[TASK DIRECTIONS]
Look below. Copy each line that has "average" in it.

--- start ---

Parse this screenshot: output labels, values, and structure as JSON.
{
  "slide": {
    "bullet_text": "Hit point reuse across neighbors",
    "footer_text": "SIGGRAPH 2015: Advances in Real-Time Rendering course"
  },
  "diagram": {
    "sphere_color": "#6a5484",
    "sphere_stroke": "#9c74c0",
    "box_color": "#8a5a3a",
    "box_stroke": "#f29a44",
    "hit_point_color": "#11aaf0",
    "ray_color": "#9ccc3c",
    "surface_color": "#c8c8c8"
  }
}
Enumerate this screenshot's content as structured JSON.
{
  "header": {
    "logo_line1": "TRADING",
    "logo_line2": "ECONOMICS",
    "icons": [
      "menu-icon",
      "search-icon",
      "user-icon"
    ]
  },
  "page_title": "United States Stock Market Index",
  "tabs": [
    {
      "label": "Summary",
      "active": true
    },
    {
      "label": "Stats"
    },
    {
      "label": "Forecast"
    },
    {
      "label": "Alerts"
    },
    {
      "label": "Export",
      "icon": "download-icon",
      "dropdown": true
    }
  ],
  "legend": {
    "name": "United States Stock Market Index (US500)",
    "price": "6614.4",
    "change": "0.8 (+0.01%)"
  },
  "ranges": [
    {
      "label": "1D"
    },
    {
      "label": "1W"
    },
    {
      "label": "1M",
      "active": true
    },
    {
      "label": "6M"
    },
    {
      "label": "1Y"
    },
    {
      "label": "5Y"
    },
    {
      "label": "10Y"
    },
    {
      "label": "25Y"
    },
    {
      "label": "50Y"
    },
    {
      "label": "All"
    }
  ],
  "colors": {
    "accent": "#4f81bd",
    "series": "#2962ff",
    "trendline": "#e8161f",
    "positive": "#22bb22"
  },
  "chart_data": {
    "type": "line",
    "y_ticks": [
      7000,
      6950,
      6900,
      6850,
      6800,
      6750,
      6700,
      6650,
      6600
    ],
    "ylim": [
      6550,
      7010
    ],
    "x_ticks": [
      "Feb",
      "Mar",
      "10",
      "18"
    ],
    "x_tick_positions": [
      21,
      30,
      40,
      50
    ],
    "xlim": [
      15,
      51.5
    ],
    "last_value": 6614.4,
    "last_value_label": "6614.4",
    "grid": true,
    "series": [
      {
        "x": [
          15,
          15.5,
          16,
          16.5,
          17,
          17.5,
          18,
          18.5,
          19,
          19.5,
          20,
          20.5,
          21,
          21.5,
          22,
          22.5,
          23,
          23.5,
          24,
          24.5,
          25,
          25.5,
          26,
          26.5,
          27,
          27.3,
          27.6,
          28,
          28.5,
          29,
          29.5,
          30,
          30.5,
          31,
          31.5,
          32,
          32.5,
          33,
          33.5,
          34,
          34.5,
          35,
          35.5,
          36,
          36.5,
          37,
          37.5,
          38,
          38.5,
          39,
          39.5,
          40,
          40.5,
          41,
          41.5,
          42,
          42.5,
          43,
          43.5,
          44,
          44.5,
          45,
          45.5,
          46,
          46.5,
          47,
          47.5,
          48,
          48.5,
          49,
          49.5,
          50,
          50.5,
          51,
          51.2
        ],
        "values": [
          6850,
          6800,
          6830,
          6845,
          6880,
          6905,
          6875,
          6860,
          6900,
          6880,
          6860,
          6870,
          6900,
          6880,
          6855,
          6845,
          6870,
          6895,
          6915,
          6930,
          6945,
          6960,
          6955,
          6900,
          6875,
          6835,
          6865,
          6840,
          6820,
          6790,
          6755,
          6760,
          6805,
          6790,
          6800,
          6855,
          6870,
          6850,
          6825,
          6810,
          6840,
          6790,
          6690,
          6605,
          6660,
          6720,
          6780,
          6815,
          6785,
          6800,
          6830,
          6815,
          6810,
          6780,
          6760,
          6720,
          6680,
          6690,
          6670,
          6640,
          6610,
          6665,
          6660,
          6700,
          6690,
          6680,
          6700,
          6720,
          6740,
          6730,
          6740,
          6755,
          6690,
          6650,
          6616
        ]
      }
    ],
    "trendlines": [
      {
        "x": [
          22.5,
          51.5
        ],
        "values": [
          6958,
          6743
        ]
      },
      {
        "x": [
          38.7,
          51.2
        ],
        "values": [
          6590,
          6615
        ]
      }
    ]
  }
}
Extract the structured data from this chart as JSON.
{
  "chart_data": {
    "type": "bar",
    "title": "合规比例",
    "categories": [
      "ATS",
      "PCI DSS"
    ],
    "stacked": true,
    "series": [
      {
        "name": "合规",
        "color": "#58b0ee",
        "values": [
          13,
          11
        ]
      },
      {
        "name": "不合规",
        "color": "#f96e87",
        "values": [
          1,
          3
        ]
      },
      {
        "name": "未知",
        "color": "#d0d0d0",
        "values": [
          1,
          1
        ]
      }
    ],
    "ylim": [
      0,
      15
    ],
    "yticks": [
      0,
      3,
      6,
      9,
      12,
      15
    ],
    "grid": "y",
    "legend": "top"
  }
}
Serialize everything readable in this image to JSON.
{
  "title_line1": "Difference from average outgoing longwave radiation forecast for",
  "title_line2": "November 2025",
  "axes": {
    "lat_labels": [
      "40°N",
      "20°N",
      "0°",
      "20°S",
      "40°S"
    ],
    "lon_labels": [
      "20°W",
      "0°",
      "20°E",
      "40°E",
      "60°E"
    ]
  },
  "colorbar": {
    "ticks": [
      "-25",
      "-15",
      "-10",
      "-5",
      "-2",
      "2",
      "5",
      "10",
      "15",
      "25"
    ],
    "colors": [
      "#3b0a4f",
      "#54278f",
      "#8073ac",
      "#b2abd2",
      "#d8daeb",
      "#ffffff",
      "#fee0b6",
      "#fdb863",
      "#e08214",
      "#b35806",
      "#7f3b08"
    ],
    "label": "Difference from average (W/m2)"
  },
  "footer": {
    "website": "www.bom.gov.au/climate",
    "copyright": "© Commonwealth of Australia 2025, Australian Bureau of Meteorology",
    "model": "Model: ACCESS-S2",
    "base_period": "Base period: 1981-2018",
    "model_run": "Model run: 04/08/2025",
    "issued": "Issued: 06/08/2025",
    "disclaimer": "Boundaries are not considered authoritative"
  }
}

--- end ---

[EXERCISE OUTPUT]
  "title_line1": "Difference from average outgoing longwave radiation forecast for",
    "label": "Difference from average (W/m2)"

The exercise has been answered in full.